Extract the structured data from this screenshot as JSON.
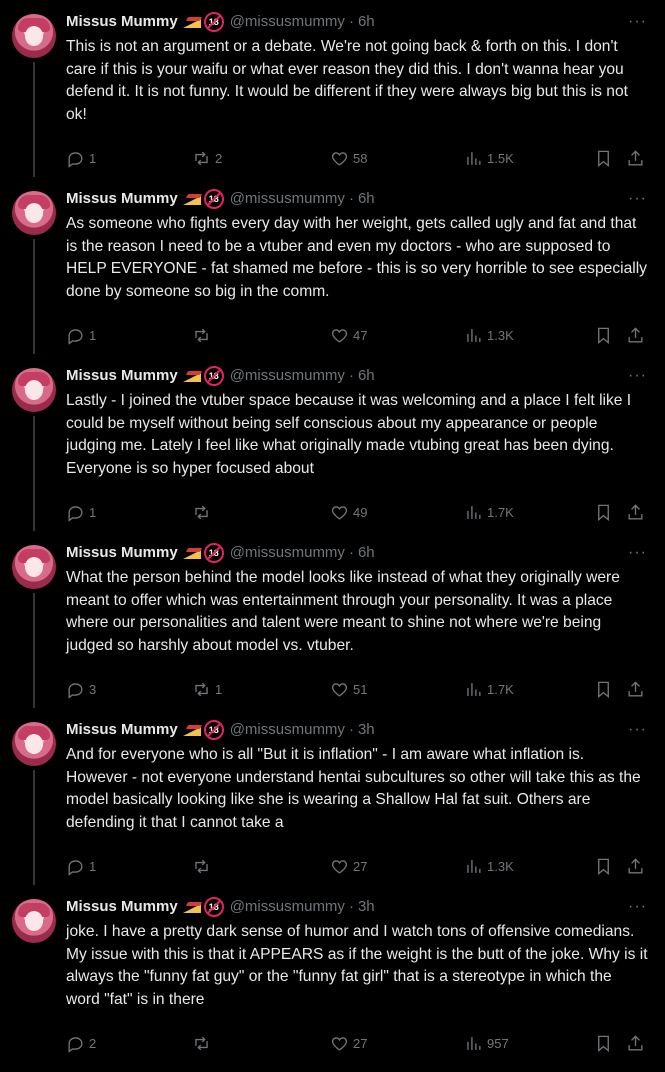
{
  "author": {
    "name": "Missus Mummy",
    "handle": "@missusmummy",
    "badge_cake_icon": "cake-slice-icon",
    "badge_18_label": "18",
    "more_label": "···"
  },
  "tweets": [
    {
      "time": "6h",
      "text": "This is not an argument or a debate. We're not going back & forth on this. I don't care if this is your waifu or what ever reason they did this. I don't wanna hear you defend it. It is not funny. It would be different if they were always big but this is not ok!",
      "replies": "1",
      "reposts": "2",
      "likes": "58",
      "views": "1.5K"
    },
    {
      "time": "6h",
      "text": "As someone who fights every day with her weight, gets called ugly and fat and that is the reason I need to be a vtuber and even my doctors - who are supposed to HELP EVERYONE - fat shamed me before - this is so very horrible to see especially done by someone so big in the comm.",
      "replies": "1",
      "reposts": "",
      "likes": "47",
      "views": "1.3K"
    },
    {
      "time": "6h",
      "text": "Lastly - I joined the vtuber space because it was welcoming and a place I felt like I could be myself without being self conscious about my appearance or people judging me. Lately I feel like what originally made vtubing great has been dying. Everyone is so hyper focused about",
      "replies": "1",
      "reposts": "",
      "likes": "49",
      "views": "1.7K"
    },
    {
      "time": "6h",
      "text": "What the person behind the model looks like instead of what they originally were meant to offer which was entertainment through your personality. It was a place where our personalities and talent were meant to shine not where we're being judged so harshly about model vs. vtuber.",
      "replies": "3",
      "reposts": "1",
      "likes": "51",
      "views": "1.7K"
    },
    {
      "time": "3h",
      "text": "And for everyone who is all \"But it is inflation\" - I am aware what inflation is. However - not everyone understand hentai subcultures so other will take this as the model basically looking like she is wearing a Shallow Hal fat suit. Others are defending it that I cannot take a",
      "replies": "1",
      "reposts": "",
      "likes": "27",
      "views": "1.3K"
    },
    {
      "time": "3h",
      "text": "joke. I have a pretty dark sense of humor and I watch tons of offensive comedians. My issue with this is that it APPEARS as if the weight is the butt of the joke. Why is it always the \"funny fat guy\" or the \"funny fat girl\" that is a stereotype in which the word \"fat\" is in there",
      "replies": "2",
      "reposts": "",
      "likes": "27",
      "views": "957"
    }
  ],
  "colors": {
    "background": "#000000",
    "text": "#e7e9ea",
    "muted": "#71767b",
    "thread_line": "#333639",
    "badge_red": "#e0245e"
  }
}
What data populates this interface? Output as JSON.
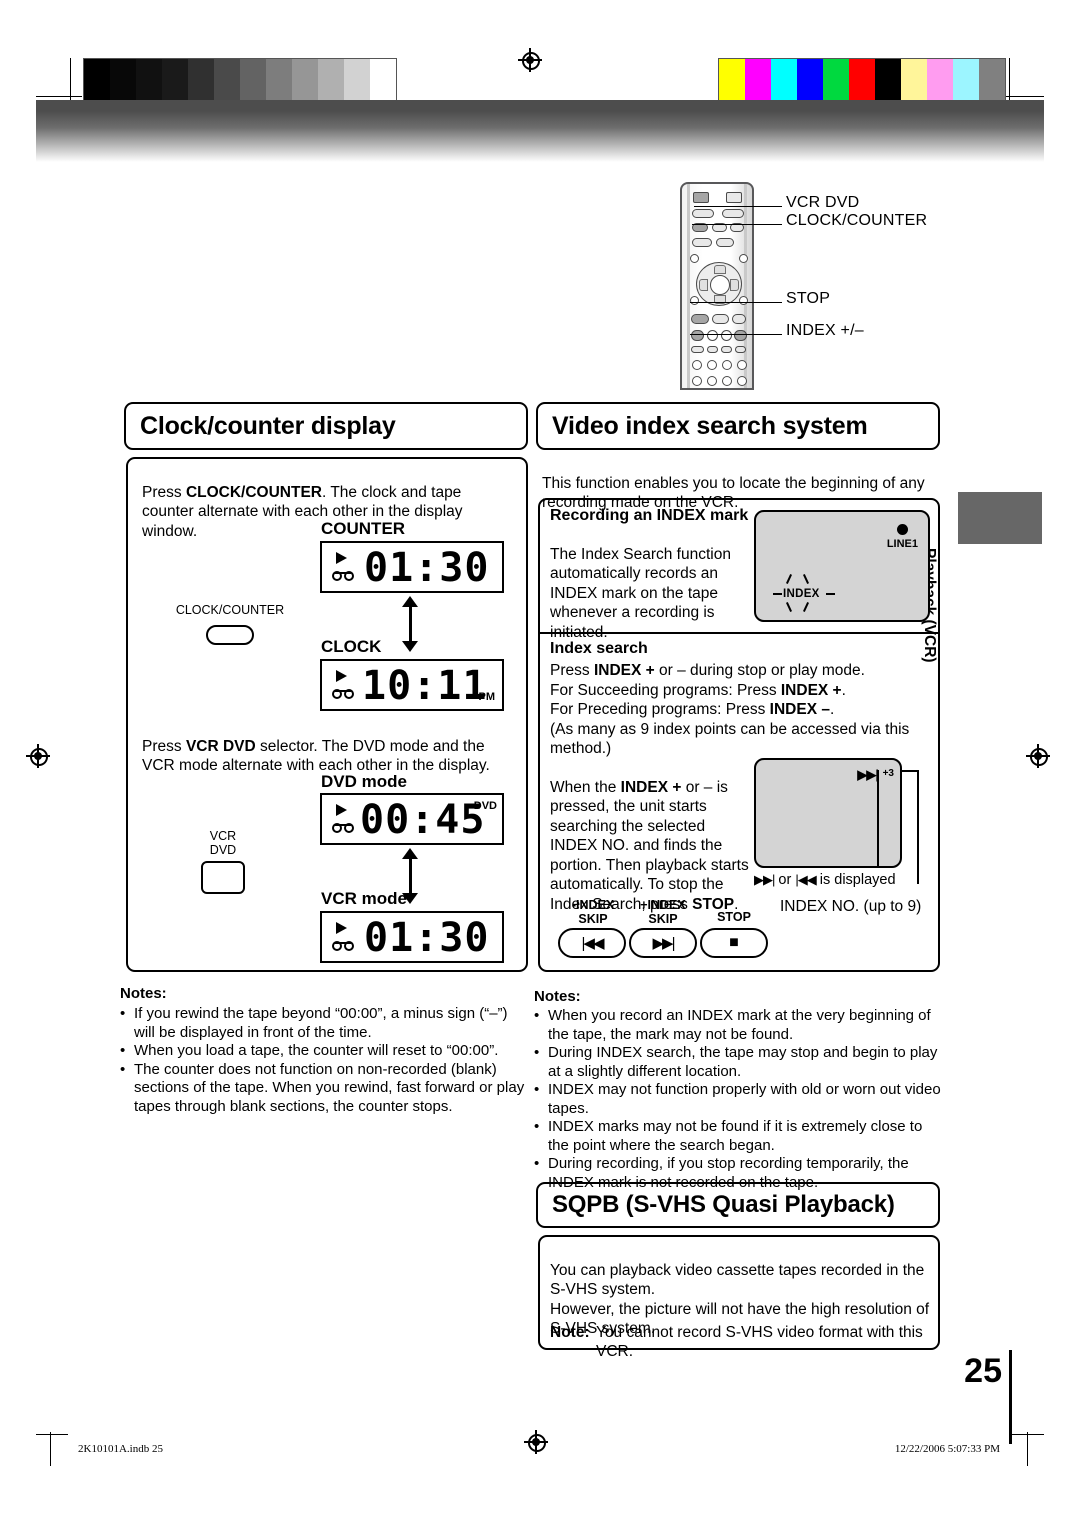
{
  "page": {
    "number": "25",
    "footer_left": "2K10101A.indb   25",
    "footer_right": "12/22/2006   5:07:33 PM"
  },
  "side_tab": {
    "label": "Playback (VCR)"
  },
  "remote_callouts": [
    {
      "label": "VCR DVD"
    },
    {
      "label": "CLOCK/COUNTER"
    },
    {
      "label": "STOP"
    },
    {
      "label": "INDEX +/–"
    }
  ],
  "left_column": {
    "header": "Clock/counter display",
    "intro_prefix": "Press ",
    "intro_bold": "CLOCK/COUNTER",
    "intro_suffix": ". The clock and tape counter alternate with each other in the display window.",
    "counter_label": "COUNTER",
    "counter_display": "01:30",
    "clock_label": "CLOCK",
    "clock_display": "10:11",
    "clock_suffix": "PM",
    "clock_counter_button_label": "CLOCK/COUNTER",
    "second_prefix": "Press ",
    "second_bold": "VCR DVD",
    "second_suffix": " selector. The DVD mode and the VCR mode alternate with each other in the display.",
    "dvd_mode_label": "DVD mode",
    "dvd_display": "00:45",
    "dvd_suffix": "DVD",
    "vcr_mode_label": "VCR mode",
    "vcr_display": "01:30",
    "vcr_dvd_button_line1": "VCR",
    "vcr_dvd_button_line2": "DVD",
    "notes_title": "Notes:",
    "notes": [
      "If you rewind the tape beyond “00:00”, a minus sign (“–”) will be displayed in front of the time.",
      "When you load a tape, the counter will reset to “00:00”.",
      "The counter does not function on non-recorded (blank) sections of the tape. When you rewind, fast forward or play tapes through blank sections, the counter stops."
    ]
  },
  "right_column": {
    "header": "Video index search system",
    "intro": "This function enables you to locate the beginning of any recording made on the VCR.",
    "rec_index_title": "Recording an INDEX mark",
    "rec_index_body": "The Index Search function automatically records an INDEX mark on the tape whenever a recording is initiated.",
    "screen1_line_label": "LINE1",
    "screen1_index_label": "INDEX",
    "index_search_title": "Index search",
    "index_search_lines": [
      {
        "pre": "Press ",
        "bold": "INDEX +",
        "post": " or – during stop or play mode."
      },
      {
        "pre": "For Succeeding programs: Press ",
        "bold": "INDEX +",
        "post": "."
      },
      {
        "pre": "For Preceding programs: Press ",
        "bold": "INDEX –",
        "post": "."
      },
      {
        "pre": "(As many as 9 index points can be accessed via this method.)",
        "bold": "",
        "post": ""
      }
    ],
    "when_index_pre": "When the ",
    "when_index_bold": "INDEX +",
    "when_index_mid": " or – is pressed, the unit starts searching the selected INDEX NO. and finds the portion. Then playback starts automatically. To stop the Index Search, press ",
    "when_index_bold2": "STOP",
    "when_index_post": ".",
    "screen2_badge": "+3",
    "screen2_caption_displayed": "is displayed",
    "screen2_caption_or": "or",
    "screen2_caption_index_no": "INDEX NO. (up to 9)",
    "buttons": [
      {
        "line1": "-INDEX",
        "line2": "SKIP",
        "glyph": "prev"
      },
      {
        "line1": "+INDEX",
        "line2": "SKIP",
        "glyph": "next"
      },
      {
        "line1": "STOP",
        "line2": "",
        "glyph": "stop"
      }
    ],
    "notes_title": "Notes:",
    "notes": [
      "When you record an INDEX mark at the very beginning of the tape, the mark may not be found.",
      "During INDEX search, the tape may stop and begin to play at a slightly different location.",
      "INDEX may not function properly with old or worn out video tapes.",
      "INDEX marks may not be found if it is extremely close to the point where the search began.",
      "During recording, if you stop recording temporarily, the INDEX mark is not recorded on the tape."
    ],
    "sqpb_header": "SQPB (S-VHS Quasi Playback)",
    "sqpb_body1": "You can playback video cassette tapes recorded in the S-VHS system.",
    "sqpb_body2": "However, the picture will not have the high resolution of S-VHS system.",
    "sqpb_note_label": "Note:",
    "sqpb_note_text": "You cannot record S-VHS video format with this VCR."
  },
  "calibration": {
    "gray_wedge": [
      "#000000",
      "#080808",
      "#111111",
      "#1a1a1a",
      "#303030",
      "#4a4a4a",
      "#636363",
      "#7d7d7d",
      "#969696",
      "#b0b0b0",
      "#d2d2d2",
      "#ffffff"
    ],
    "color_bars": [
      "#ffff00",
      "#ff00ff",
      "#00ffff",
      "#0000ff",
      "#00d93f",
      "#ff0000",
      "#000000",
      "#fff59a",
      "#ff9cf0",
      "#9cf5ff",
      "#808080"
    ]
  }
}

...

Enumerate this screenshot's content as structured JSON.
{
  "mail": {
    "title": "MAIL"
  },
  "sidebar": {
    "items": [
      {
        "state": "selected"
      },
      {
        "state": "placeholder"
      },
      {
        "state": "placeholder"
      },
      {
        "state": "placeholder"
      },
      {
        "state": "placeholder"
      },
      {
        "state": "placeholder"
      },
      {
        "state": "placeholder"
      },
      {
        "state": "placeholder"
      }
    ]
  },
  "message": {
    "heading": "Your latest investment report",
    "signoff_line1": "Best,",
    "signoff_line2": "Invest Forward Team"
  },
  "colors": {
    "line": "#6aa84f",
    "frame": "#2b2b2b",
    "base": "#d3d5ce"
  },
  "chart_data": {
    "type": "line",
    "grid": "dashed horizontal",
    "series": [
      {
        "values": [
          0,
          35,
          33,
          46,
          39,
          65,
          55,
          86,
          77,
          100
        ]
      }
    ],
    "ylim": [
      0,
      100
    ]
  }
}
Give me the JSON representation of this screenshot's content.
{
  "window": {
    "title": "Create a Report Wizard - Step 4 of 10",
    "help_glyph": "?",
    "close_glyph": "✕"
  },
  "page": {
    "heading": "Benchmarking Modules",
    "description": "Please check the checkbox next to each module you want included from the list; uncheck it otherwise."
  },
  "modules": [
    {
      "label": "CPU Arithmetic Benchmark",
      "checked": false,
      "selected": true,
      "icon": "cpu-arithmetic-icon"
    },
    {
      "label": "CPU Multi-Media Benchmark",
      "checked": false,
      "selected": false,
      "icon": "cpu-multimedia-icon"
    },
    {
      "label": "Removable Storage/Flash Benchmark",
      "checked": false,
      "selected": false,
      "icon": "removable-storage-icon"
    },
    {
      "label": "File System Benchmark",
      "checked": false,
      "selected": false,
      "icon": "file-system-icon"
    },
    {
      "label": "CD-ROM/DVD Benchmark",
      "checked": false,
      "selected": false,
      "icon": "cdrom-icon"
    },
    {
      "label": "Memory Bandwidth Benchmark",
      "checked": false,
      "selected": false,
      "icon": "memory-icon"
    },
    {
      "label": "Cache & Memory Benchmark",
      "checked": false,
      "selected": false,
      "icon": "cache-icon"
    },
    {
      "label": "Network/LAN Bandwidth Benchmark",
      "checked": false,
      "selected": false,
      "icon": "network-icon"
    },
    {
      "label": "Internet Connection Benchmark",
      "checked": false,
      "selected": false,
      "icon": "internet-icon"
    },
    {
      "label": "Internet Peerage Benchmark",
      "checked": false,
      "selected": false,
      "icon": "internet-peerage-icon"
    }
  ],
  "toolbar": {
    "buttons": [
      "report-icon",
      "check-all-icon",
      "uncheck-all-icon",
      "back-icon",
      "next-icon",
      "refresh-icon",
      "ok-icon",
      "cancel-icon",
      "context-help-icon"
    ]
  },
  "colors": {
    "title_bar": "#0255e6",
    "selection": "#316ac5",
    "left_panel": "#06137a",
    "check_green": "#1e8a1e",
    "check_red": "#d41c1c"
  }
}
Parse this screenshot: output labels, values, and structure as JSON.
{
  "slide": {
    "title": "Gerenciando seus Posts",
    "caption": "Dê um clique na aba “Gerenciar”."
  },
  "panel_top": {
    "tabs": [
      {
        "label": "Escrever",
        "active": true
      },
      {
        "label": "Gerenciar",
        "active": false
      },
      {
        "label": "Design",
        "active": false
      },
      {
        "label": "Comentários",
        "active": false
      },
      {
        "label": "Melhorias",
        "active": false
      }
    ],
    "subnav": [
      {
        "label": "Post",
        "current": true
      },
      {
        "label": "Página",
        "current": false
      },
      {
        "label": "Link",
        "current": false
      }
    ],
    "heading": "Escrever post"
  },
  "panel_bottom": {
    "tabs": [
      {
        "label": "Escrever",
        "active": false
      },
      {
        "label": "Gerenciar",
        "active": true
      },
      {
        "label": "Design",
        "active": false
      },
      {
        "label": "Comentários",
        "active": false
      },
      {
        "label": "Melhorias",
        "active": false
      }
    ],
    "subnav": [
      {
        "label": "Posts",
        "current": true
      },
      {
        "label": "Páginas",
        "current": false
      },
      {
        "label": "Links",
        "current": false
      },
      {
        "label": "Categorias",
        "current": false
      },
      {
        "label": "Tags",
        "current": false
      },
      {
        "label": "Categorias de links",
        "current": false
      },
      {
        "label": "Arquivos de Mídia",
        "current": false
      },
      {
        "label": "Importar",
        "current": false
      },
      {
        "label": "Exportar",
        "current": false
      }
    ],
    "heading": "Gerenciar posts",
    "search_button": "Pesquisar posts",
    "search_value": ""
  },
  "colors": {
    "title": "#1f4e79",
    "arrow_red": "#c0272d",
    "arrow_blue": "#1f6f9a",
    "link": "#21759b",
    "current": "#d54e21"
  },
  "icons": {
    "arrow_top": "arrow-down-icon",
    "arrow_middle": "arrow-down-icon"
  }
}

**Problem to solve:** Identify the lines in the records above that contain the word "However", then state how many there are and nothing more.

**Correct answer:** 2